◆ **Exercise requirements**
Return all lines where the word "группы" can be found.

========================================

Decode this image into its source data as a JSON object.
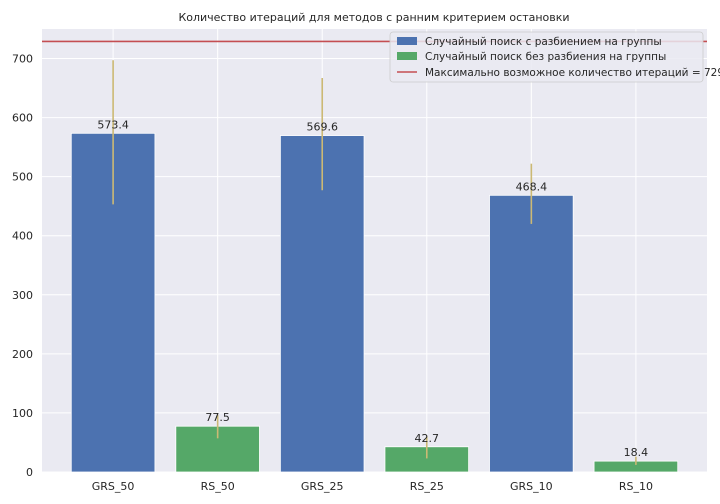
{
  "chart_data": {
    "type": "bar",
    "title": "Количество итераций для методов с ранним критерием остановки",
    "categories": [
      "GRS_50",
      "RS_50",
      "GRS_25",
      "RS_25",
      "GRS_10",
      "RS_10"
    ],
    "values": [
      573.4,
      77.5,
      569.6,
      42.7,
      468.4,
      18.4
    ],
    "labels": [
      "573.4",
      "77.5",
      "569.6",
      "42.7",
      "468.4",
      "18.4"
    ],
    "error_low": [
      453,
      57,
      477,
      23,
      420,
      12
    ],
    "error_high": [
      697,
      97,
      667,
      60,
      522,
      26
    ],
    "bar_series": [
      0,
      1,
      0,
      1,
      0,
      1
    ],
    "series": [
      {
        "name": "Случайный поиск с разбиением на группы",
        "color": "#4c72b0"
      },
      {
        "name": "Случайный поиск без разбиения на группы",
        "color": "#55a868"
      }
    ],
    "hline": {
      "value": 729,
      "name": "Максимально возможное количество итераций = 729",
      "color": "#c44e52"
    },
    "error_color": "#ccb974",
    "ylim": [
      0,
      750
    ],
    "yticks": [
      0,
      100,
      200,
      300,
      400,
      500,
      600,
      700
    ],
    "ytick_labels": [
      "0",
      "100",
      "200",
      "300",
      "400",
      "500",
      "600",
      "700"
    ],
    "xlabel": "",
    "ylabel": "",
    "grid": true,
    "legend_position": "top-right",
    "background": "#eaeaf2"
  }
}
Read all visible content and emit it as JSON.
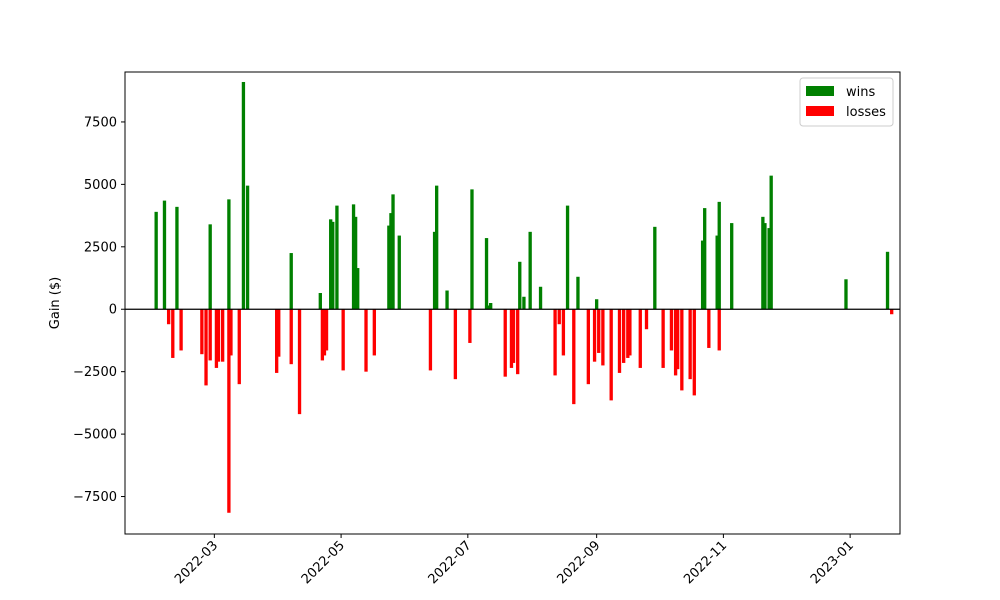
{
  "chart_data": {
    "type": "bar",
    "title": "",
    "xlabel": "",
    "ylabel": "Gain ($)",
    "ylim": [
      -9000,
      9500
    ],
    "xlim": [
      "2022-01-17",
      "2023-01-25"
    ],
    "yticks": [
      -7500,
      -5000,
      -2500,
      0,
      2500,
      5000,
      7500
    ],
    "ytick_labels": [
      "−7500",
      "−5000",
      "−2500",
      "0",
      "2500",
      "5000",
      "7500"
    ],
    "xticks": [
      "2022-03-01",
      "2022-05-01",
      "2022-07-01",
      "2022-09-01",
      "2022-11-01",
      "2023-01-01"
    ],
    "xtick_labels": [
      "2022-03",
      "2022-05",
      "2022-07",
      "2022-09",
      "2022-11",
      "2023-01"
    ],
    "grid": false,
    "legend": "top-right",
    "colors": {
      "wins": "#008000",
      "losses": "#ff0000"
    },
    "series": [
      {
        "name": "wins",
        "color": "#008000",
        "points": [
          [
            "2022-02-01",
            3900
          ],
          [
            "2022-02-05",
            4350
          ],
          [
            "2022-02-11",
            4100
          ],
          [
            "2022-02-27",
            3400
          ],
          [
            "2022-03-08",
            4400
          ],
          [
            "2022-03-15",
            9100
          ],
          [
            "2022-03-17",
            4950
          ],
          [
            "2022-04-07",
            2250
          ],
          [
            "2022-04-21",
            650
          ],
          [
            "2022-04-26",
            3600
          ],
          [
            "2022-04-27",
            3500
          ],
          [
            "2022-04-29",
            4150
          ],
          [
            "2022-05-07",
            4200
          ],
          [
            "2022-05-08",
            3700
          ],
          [
            "2022-05-09",
            1650
          ],
          [
            "2022-05-24",
            3350
          ],
          [
            "2022-05-25",
            3850
          ],
          [
            "2022-05-26",
            4600
          ],
          [
            "2022-05-29",
            2950
          ],
          [
            "2022-06-15",
            3100
          ],
          [
            "2022-06-16",
            4950
          ],
          [
            "2022-06-21",
            750
          ],
          [
            "2022-07-03",
            4800
          ],
          [
            "2022-07-10",
            2850
          ],
          [
            "2022-07-11",
            150
          ],
          [
            "2022-07-12",
            250
          ],
          [
            "2022-07-26",
            1900
          ],
          [
            "2022-07-28",
            500
          ],
          [
            "2022-07-31",
            3100
          ],
          [
            "2022-08-05",
            900
          ],
          [
            "2022-08-18",
            4150
          ],
          [
            "2022-08-23",
            1300
          ],
          [
            "2022-09-01",
            400
          ],
          [
            "2022-09-29",
            3300
          ],
          [
            "2022-10-22",
            2750
          ],
          [
            "2022-10-23",
            4050
          ],
          [
            "2022-10-29",
            2950
          ],
          [
            "2022-10-30",
            4300
          ],
          [
            "2022-11-05",
            3450
          ],
          [
            "2022-11-20",
            3700
          ],
          [
            "2022-11-21",
            3450
          ],
          [
            "2022-11-23",
            3250
          ],
          [
            "2022-11-24",
            5350
          ],
          [
            "2022-12-30",
            1200
          ],
          [
            "2023-01-19",
            2300
          ]
        ]
      },
      {
        "name": "losses",
        "color": "#ff0000",
        "points": [
          [
            "2022-02-07",
            -600
          ],
          [
            "2022-02-09",
            -1950
          ],
          [
            "2022-02-13",
            -1650
          ],
          [
            "2022-02-23",
            -1800
          ],
          [
            "2022-02-25",
            -3050
          ],
          [
            "2022-02-27",
            -2050
          ],
          [
            "2022-03-02",
            -2350
          ],
          [
            "2022-03-03",
            -2100
          ],
          [
            "2022-03-05",
            -2100
          ],
          [
            "2022-03-08",
            -8150
          ],
          [
            "2022-03-09",
            -1850
          ],
          [
            "2022-03-13",
            -3000
          ],
          [
            "2022-03-31",
            -2550
          ],
          [
            "2022-04-01",
            -1900
          ],
          [
            "2022-04-07",
            -2200
          ],
          [
            "2022-04-11",
            -4200
          ],
          [
            "2022-04-22",
            -2050
          ],
          [
            "2022-04-23",
            -1850
          ],
          [
            "2022-04-24",
            -1650
          ],
          [
            "2022-05-02",
            -2450
          ],
          [
            "2022-05-13",
            -2500
          ],
          [
            "2022-05-17",
            -1850
          ],
          [
            "2022-06-13",
            -2450
          ],
          [
            "2022-06-25",
            -2800
          ],
          [
            "2022-07-02",
            -1350
          ],
          [
            "2022-07-19",
            -2700
          ],
          [
            "2022-07-22",
            -2350
          ],
          [
            "2022-07-23",
            -2150
          ],
          [
            "2022-07-25",
            -2600
          ],
          [
            "2022-08-12",
            -2650
          ],
          [
            "2022-08-14",
            -600
          ],
          [
            "2022-08-16",
            -1850
          ],
          [
            "2022-08-21",
            -3800
          ],
          [
            "2022-08-28",
            -3000
          ],
          [
            "2022-08-31",
            -2100
          ],
          [
            "2022-09-02",
            -1750
          ],
          [
            "2022-09-04",
            -2250
          ],
          [
            "2022-09-08",
            -3650
          ],
          [
            "2022-09-12",
            -2550
          ],
          [
            "2022-09-14",
            -2150
          ],
          [
            "2022-09-16",
            -1950
          ],
          [
            "2022-09-17",
            -1850
          ],
          [
            "2022-09-22",
            -2350
          ],
          [
            "2022-09-25",
            -800
          ],
          [
            "2022-10-03",
            -2350
          ],
          [
            "2022-10-07",
            -1650
          ],
          [
            "2022-10-09",
            -2650
          ],
          [
            "2022-10-10",
            -2400
          ],
          [
            "2022-10-12",
            -3250
          ],
          [
            "2022-10-16",
            -2800
          ],
          [
            "2022-10-18",
            -3450
          ],
          [
            "2022-10-25",
            -1550
          ],
          [
            "2022-10-30",
            -1650
          ],
          [
            "2023-01-21",
            -200
          ]
        ]
      }
    ]
  }
}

========================================

◆ **Solution to this problem**
        "name": "Случайный поиск с разбиением на группы",
        "name": "Случайный поиск без разбиения на группы",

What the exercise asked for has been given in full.